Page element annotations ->
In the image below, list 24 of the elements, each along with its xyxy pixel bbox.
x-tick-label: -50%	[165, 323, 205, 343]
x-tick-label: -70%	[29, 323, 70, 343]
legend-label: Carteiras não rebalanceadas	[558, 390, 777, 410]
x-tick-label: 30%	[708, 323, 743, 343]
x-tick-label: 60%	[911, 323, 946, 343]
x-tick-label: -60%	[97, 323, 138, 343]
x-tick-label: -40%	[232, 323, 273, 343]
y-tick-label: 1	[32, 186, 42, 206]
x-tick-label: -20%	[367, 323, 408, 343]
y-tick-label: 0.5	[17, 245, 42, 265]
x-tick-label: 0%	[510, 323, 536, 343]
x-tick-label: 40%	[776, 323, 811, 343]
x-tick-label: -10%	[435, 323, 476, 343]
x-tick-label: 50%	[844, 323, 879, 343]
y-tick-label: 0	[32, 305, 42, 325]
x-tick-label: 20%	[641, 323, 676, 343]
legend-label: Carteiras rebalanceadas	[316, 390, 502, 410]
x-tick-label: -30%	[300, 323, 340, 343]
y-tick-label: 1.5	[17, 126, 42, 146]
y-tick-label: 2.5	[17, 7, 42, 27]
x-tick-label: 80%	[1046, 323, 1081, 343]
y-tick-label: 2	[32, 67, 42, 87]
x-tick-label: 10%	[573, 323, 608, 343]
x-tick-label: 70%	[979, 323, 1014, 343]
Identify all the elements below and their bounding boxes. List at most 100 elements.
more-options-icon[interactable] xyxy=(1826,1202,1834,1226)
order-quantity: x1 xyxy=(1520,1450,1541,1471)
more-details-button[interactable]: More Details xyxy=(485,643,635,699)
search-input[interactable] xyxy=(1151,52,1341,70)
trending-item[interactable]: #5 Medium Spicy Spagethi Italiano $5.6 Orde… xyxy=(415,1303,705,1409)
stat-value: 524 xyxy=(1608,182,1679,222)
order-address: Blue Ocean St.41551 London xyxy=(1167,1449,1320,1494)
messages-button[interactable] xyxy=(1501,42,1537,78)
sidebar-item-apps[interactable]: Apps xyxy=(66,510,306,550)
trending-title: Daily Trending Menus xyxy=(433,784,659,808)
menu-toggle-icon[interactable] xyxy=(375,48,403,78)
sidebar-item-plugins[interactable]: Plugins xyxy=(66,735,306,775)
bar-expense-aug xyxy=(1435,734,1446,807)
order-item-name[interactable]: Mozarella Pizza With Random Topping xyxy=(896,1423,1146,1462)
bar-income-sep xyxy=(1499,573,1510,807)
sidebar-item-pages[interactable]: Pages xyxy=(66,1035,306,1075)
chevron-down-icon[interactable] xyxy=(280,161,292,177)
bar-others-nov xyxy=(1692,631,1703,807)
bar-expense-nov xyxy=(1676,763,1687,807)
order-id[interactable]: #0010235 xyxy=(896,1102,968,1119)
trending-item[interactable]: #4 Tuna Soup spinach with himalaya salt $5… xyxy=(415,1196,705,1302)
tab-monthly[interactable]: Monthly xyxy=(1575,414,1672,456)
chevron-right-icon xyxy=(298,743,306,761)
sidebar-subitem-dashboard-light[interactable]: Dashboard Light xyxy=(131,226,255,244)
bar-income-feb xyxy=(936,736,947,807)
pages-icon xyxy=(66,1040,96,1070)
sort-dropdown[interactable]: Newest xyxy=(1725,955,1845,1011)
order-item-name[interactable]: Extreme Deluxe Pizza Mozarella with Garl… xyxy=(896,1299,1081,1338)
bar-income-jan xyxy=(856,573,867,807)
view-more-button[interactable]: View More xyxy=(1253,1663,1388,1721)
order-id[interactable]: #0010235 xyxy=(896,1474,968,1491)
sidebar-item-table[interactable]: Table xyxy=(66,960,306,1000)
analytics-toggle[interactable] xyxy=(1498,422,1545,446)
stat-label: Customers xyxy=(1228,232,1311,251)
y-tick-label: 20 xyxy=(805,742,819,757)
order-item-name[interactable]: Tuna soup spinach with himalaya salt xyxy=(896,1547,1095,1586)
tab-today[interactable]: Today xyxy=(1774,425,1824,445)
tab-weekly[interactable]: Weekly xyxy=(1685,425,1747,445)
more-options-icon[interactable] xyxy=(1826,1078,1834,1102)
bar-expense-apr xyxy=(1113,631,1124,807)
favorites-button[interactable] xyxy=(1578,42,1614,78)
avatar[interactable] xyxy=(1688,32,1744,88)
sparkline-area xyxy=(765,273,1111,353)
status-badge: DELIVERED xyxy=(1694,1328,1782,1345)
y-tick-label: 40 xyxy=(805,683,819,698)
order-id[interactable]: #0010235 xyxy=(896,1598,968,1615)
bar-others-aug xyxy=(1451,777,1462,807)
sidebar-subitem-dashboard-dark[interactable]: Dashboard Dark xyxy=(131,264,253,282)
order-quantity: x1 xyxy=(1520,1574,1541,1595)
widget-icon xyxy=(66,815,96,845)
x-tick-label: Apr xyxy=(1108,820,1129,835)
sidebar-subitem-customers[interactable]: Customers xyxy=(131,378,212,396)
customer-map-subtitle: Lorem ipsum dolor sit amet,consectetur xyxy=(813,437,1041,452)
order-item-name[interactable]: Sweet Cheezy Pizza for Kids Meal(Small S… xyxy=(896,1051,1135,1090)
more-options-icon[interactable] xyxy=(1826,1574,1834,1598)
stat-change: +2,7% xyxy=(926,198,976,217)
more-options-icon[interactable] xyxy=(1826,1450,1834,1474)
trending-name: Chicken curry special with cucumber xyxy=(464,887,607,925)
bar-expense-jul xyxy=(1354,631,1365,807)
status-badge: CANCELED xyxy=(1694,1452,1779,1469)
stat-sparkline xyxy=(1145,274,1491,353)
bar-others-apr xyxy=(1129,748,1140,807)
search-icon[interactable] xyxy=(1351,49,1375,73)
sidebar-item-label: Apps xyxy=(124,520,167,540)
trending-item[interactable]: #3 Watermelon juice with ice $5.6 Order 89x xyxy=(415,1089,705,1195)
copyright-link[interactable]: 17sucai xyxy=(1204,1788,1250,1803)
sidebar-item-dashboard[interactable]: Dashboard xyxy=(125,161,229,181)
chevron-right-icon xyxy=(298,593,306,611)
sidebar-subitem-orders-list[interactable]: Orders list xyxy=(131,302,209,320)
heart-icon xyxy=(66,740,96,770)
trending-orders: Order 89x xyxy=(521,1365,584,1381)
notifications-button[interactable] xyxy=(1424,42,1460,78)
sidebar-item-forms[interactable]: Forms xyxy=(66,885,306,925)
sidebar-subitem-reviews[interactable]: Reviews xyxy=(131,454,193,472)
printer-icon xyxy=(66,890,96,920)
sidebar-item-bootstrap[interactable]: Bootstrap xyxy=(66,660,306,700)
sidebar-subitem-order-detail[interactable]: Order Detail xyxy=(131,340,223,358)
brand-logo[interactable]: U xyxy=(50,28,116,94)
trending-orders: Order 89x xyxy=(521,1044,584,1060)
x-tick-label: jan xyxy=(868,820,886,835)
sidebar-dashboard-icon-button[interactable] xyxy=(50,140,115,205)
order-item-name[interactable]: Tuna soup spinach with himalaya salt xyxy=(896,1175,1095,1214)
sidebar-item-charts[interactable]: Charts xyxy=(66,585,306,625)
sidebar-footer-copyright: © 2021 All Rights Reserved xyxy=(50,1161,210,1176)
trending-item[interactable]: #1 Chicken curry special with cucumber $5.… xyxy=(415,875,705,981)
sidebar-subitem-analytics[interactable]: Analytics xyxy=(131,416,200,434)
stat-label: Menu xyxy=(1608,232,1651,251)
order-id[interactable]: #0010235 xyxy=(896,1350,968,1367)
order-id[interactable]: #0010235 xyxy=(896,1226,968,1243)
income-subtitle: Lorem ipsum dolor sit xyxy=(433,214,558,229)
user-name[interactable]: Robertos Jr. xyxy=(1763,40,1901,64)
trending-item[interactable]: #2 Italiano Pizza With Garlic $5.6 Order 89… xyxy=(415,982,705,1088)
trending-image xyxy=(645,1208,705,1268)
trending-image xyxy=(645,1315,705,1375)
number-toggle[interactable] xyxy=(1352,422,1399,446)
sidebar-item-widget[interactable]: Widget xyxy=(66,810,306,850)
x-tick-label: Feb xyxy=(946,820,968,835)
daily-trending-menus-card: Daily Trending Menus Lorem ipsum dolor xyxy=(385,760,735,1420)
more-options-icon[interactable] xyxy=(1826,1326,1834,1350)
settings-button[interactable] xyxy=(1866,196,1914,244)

Stated task ->
Repeat the lines of the listing from its start up to and including the line containing "126, 42, 146]".

Correct answer ->
In the image below, list 24 of the elements, each along with its xyxy pixel bbox.
x-tick-label: -50%	[165, 323, 205, 343]
x-tick-label: -70%	[29, 323, 70, 343]
legend-label: Carteiras não rebalanceadas	[558, 390, 777, 410]
x-tick-label: 30%	[708, 323, 743, 343]
x-tick-label: 60%	[911, 323, 946, 343]
x-tick-label: -60%	[97, 323, 138, 343]
x-tick-label: -40%	[232, 323, 273, 343]
y-tick-label: 1	[32, 186, 42, 206]
x-tick-label: -20%	[367, 323, 408, 343]
y-tick-label: 0.5	[17, 245, 42, 265]
x-tick-label: 0%	[510, 323, 536, 343]
x-tick-label: 40%	[776, 323, 811, 343]
x-tick-label: -10%	[435, 323, 476, 343]
x-tick-label: 50%	[844, 323, 879, 343]
y-tick-label: 0	[32, 305, 42, 325]
x-tick-label: 20%	[641, 323, 676, 343]
legend-label: Carteiras rebalanceadas	[316, 390, 502, 410]
x-tick-label: -30%	[300, 323, 340, 343]
y-tick-label: 1.5	[17, 126, 42, 146]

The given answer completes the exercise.